### Work to complete
Return the listing below unchanged, minus its pictures.
-- -- --
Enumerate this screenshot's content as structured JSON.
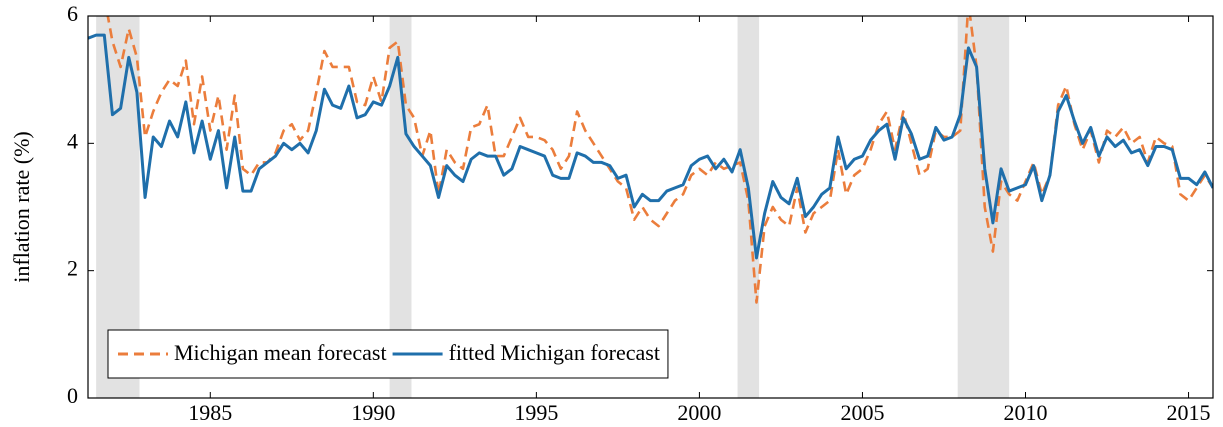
{
  "chart_data": {
    "type": "line",
    "ylabel": "inflation rate (%)",
    "xlim": [
      1981.25,
      2015.75
    ],
    "ylim": [
      0,
      6
    ],
    "xticks": [
      1985,
      1990,
      1995,
      2000,
      2005,
      2010,
      2015
    ],
    "yticks": [
      0,
      2,
      4,
      6
    ],
    "recessions": [
      [
        1981.5,
        1982.83
      ],
      [
        1990.5,
        1991.17
      ],
      [
        2001.17,
        2001.83
      ],
      [
        2007.92,
        2009.5
      ]
    ],
    "recession_color": "#e2e2e2",
    "legend": "lower left",
    "x": [
      1981.25,
      1981.5,
      1981.75,
      1982,
      1982.25,
      1982.5,
      1982.75,
      1983,
      1983.25,
      1983.5,
      1983.75,
      1984,
      1984.25,
      1984.5,
      1984.75,
      1985,
      1985.25,
      1985.5,
      1985.75,
      1986,
      1986.25,
      1986.5,
      1986.75,
      1987,
      1987.25,
      1987.5,
      1987.75,
      1988,
      1988.25,
      1988.5,
      1988.75,
      1989,
      1989.25,
      1989.5,
      1989.75,
      1990,
      1990.25,
      1990.5,
      1990.75,
      1991,
      1991.25,
      1991.5,
      1991.75,
      1992,
      1992.25,
      1992.5,
      1992.75,
      1993,
      1993.25,
      1993.5,
      1993.75,
      1994,
      1994.25,
      1994.5,
      1994.75,
      1995,
      1995.25,
      1995.5,
      1995.75,
      1996,
      1996.25,
      1996.5,
      1996.75,
      1997,
      1997.25,
      1997.5,
      1997.75,
      1998,
      1998.25,
      1998.5,
      1998.75,
      1999,
      1999.25,
      1999.5,
      1999.75,
      2000,
      2000.25,
      2000.5,
      2000.75,
      2001,
      2001.25,
      2001.5,
      2001.75,
      2002,
      2002.25,
      2002.5,
      2002.75,
      2003,
      2003.25,
      2003.5,
      2003.75,
      2004,
      2004.25,
      2004.5,
      2004.75,
      2005,
      2005.25,
      2005.5,
      2005.75,
      2006,
      2006.25,
      2006.5,
      2006.75,
      2007,
      2007.25,
      2007.5,
      2007.75,
      2008,
      2008.25,
      2008.5,
      2008.75,
      2009,
      2009.25,
      2009.5,
      2009.75,
      2010,
      2010.25,
      2010.5,
      2010.75,
      2011,
      2011.25,
      2011.5,
      2011.75,
      2012,
      2012.25,
      2012.5,
      2012.75,
      2013,
      2013.25,
      2013.5,
      2013.75,
      2014,
      2014.25,
      2014.5,
      2014.75,
      2015,
      2015.25,
      2015.5,
      2015.75
    ],
    "series": [
      {
        "name": "Michigan mean forecast",
        "color": "#eb7d3c",
        "dashed": true,
        "values": [
          6.6,
          6.8,
          6.3,
          5.6,
          5.2,
          5.8,
          5.35,
          4.1,
          4.5,
          4.8,
          5,
          4.9,
          5.3,
          4.3,
          5.05,
          4.2,
          4.75,
          3.9,
          4.75,
          3.6,
          3.5,
          3.7,
          3.7,
          3.85,
          4.2,
          4.3,
          4.05,
          4.2,
          4.8,
          5.45,
          5.2,
          5.2,
          5.2,
          4.65,
          4.6,
          5.05,
          4.65,
          5.5,
          5.6,
          4.6,
          4.4,
          3.8,
          4.2,
          3.2,
          3.9,
          3.7,
          3.6,
          4.25,
          4.3,
          4.6,
          3.8,
          3.8,
          4.1,
          4.4,
          4.1,
          4.1,
          4.05,
          3.9,
          3.6,
          3.8,
          4.5,
          4.2,
          4,
          3.8,
          3.6,
          3.4,
          3.3,
          2.8,
          3,
          2.8,
          2.7,
          2.9,
          3.1,
          3.2,
          3.5,
          3.6,
          3.5,
          3.7,
          3.6,
          3.65,
          3.7,
          3.1,
          1.5,
          2.7,
          3,
          2.8,
          2.7,
          3.3,
          2.6,
          2.9,
          3,
          3.1,
          3.9,
          3.2,
          3.5,
          3.6,
          3.9,
          4.3,
          4.5,
          3.9,
          4.5,
          4,
          3.5,
          3.6,
          4.2,
          4.1,
          4.1,
          4.2,
          6.2,
          5.2,
          3,
          2.3,
          3.4,
          3.2,
          3.1,
          3.4,
          3.7,
          3.2,
          3.5,
          4.6,
          4.9,
          4.3,
          3.9,
          4.2,
          3.7,
          4.2,
          4.1,
          4.25,
          4,
          4.1,
          3.7,
          4.1,
          4,
          3.95,
          3.2,
          3.1,
          3.3,
          3.5,
          3.3
        ]
      },
      {
        "name": "fitted Michigan forecast",
        "color": "#1f6fab",
        "dashed": false,
        "values": [
          5.65,
          5.7,
          5.7,
          4.45,
          4.55,
          5.35,
          4.8,
          3.15,
          4.1,
          3.95,
          4.35,
          4.1,
          4.65,
          3.85,
          4.35,
          3.75,
          4.2,
          3.3,
          4.1,
          3.25,
          3.25,
          3.6,
          3.7,
          3.8,
          4,
          3.9,
          4,
          3.85,
          4.2,
          4.85,
          4.6,
          4.55,
          4.9,
          4.4,
          4.45,
          4.65,
          4.6,
          4.9,
          5.35,
          4.15,
          3.95,
          3.8,
          3.65,
          3.15,
          3.65,
          3.5,
          3.4,
          3.75,
          3.85,
          3.8,
          3.8,
          3.5,
          3.6,
          3.95,
          3.9,
          3.85,
          3.8,
          3.5,
          3.45,
          3.45,
          3.85,
          3.8,
          3.7,
          3.7,
          3.65,
          3.45,
          3.5,
          3,
          3.2,
          3.1,
          3.1,
          3.25,
          3.3,
          3.35,
          3.65,
          3.75,
          3.8,
          3.6,
          3.75,
          3.55,
          3.9,
          3.3,
          2.2,
          2.9,
          3.4,
          3.15,
          3.05,
          3.45,
          2.85,
          3,
          3.2,
          3.3,
          4.1,
          3.6,
          3.75,
          3.8,
          4.05,
          4.2,
          4.3,
          3.75,
          4.4,
          4.15,
          3.75,
          3.8,
          4.25,
          4.05,
          4.1,
          4.45,
          5.5,
          5.2,
          3.6,
          2.75,
          3.6,
          3.25,
          3.3,
          3.35,
          3.65,
          3.1,
          3.5,
          4.5,
          4.75,
          4.35,
          4,
          4.25,
          3.8,
          4.1,
          3.95,
          4.05,
          3.85,
          3.9,
          3.65,
          3.95,
          3.95,
          3.9,
          3.45,
          3.45,
          3.35,
          3.55,
          3.3
        ]
      }
    ]
  }
}
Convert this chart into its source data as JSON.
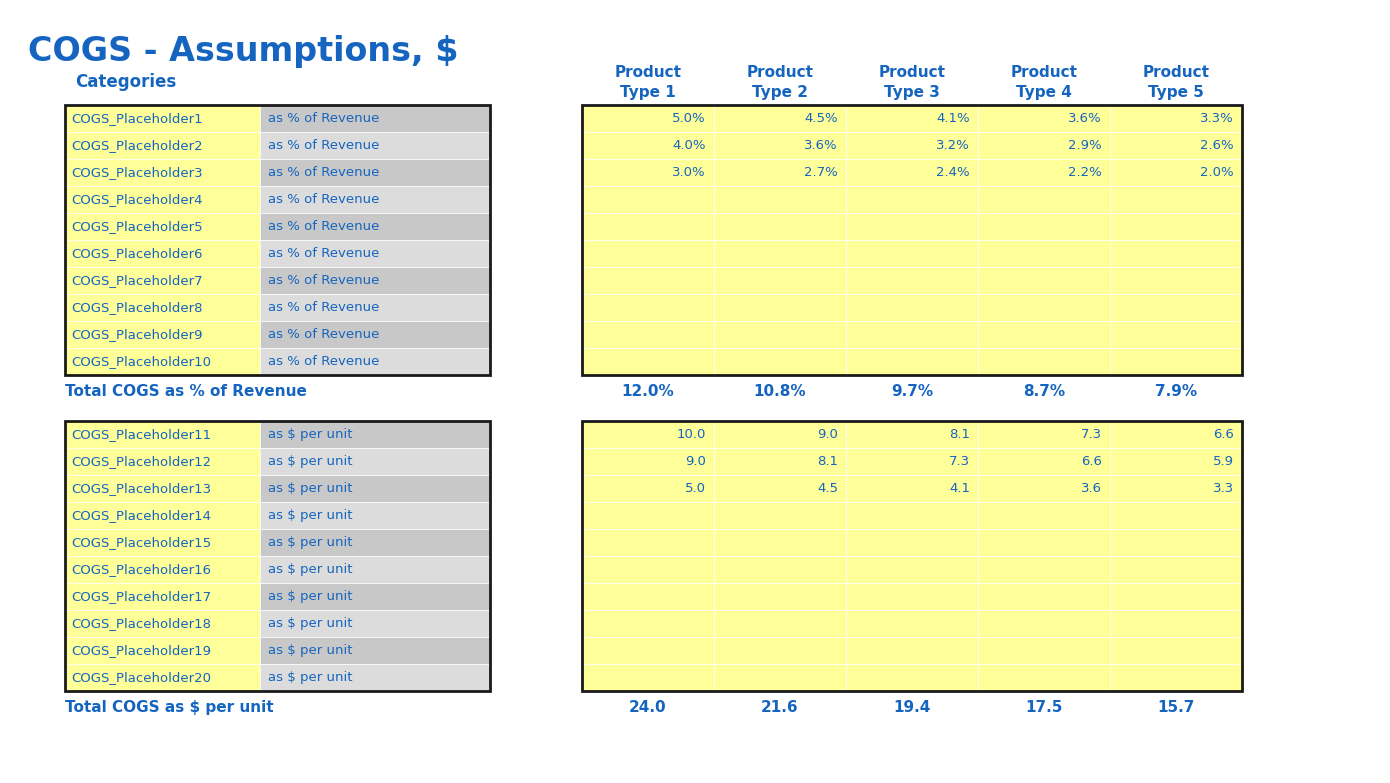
-- -- --
### Output of the task
Enumerate this screenshot's content as structured JSON.
{
  "chart_data": {
    "type": "line",
    "ylabel": "inflation rate (%)",
    "xlim": [
      1981.25,
      2015.75
    ],
    "ylim": [
      0,
      6
    ],
    "xticks": [
      1985,
      1990,
      1995,
      2000,
      2005,
      2010,
      2015
    ],
    "yticks": [
      0,
      2,
      4,
      6
    ],
    "recessions": [
      [
        1981.5,
        1982.83
      ],
      [
        1990.5,
        1991.17
      ],
      [
        2001.17,
        2001.83
      ],
      [
        2007.92,
        2009.5
      ]
    ],
    "recession_color": "#e2e2e2",
    "legend": "lower left",
    "x": [
      1981.25,
      1981.5,
      1981.75,
      1982,
      1982.25,
      1982.5,
      1982.75,
      1983,
      1983.25,
      1983.5,
      1983.75,
      1984,
      1984.25,
      1984.5,
      1984.75,
      1985,
      1985.25,
      1985.5,
      1985.75,
      1986,
      1986.25,
      1986.5,
      1986.75,
      1987,
      1987.25,
      1987.5,
      1987.75,
      1988,
      1988.25,
      1988.5,
      1988.75,
      1989,
      1989.25,
      1989.5,
      1989.75,
      1990,
      1990.25,
      1990.5,
      1990.75,
      1991,
      1991.25,
      1991.5,
      1991.75,
      1992,
      1992.25,
      1992.5,
      1992.75,
      1993,
      1993.25,
      1993.5,
      1993.75,
      1994,
      1994.25,
      1994.5,
      1994.75,
      1995,
      1995.25,
      1995.5,
      1995.75,
      1996,
      1996.25,
      1996.5,
      1996.75,
      1997,
      1997.25,
      1997.5,
      1997.75,
      1998,
      1998.25,
      1998.5,
      1998.75,
      1999,
      1999.25,
      1999.5,
      1999.75,
      2000,
      2000.25,
      2000.5,
      2000.75,
      2001,
      2001.25,
      2001.5,
      2001.75,
      2002,
      2002.25,
      2002.5,
      2002.75,
      2003,
      2003.25,
      2003.5,
      2003.75,
      2004,
      2004.25,
      2004.5,
      2004.75,
      2005,
      2005.25,
      2005.5,
      2005.75,
      2006,
      2006.25,
      2006.5,
      2006.75,
      2007,
      2007.25,
      2007.5,
      2007.75,
      2008,
      2008.25,
      2008.5,
      2008.75,
      2009,
      2009.25,
      2009.5,
      2009.75,
      2010,
      2010.25,
      2010.5,
      2010.75,
      2011,
      2011.25,
      2011.5,
      2011.75,
      2012,
      2012.25,
      2012.5,
      2012.75,
      2013,
      2013.25,
      2013.5,
      2013.75,
      2014,
      2014.25,
      2014.5,
      2014.75,
      2015,
      2015.25,
      2015.5,
      2015.75
    ],
    "series": [
      {
        "name": "Michigan mean forecast",
        "color": "#eb7d3c",
        "dashed": true,
        "values": [
          6.6,
          6.8,
          6.3,
          5.6,
          5.2,
          5.8,
          5.35,
          4.1,
          4.5,
          4.8,
          5,
          4.9,
          5.3,
          4.3,
          5.05,
          4.2,
          4.75,
          3.9,
          4.75,
          3.6,
          3.5,
          3.7,
          3.7,
          3.85,
          4.2,
          4.3,
          4.05,
          4.2,
          4.8,
          5.45,
          5.2,
          5.2,
          5.2,
          4.65,
          4.6,
          5.05,
          4.65,
          5.5,
          5.6,
          4.6,
          4.4,
          3.8,
          4.2,
          3.2,
          3.9,
          3.7,
          3.6,
          4.25,
          4.3,
          4.6,
          3.8,
          3.8,
          4.1,
          4.4,
          4.1,
          4.1,
          4.05,
          3.9,
          3.6,
          3.8,
          4.5,
          4.2,
          4,
          3.8,
          3.6,
          3.4,
          3.3,
          2.8,
          3,
          2.8,
          2.7,
          2.9,
          3.1,
          3.2,
          3.5,
          3.6,
          3.5,
          3.7,
          3.6,
          3.65,
          3.7,
          3.1,
          1.5,
          2.7,
          3,
          2.8,
          2.7,
          3.3,
          2.6,
          2.9,
          3,
          3.1,
          3.9,
          3.2,
          3.5,
          3.6,
          3.9,
          4.3,
          4.5,
          3.9,
          4.5,
          4,
          3.5,
          3.6,
          4.2,
          4.1,
          4.1,
          4.2,
          6.2,
          5.2,
          3,
          2.3,
          3.4,
          3.2,
          3.1,
          3.4,
          3.7,
          3.2,
          3.5,
          4.6,
          4.9,
          4.3,
          3.9,
          4.2,
          3.7,
          4.2,
          4.1,
          4.25,
          4,
          4.1,
          3.7,
          4.1,
          4,
          3.95,
          3.2,
          3.1,
          3.3,
          3.5,
          3.3
        ]
      },
      {
        "name": "fitted Michigan forecast",
        "color": "#1f6fab",
        "dashed": false,
        "values": [
          5.65,
          5.7,
          5.7,
          4.45,
          4.55,
          5.35,
          4.8,
          3.15,
          4.1,
          3.95,
          4.35,
          4.1,
          4.65,
          3.85,
          4.35,
          3.75,
          4.2,
          3.3,
          4.1,
          3.25,
          3.25,
          3.6,
          3.7,
          3.8,
          4,
          3.9,
          4,
          3.85,
          4.2,
          4.85,
          4.6,
          4.55,
          4.9,
          4.4,
          4.45,
          4.65,
          4.6,
          4.9,
          5.35,
          4.15,
          3.95,
          3.8,
          3.65,
          3.15,
          3.65,
          3.5,
          3.4,
          3.75,
          3.85,
          3.8,
          3.8,
          3.5,
          3.6,
          3.95,
          3.9,
          3.85,
          3.8,
          3.5,
          3.45,
          3.45,
          3.85,
          3.8,
          3.7,
          3.7,
          3.65,
          3.45,
          3.5,
          3,
          3.2,
          3.1,
          3.1,
          3.25,
          3.3,
          3.35,
          3.65,
          3.75,
          3.8,
          3.6,
          3.75,
          3.55,
          3.9,
          3.3,
          2.2,
          2.9,
          3.4,
          3.15,
          3.05,
          3.45,
          2.85,
          3,
          3.2,
          3.3,
          4.1,
          3.6,
          3.75,
          3.8,
          4.05,
          4.2,
          4.3,
          3.75,
          4.4,
          4.15,
          3.75,
          3.8,
          4.25,
          4.05,
          4.1,
          4.45,
          5.5,
          5.2,
          3.6,
          2.75,
          3.6,
          3.25,
          3.3,
          3.35,
          3.65,
          3.1,
          3.5,
          4.5,
          4.75,
          4.35,
          4,
          4.25,
          3.8,
          4.1,
          3.95,
          4.05,
          3.85,
          3.9,
          3.65,
          3.95,
          3.95,
          3.9,
          3.45,
          3.45,
          3.35,
          3.55,
          3.3
        ]
      }
    ]
  }
}
Convert this chart into its source data as JSON.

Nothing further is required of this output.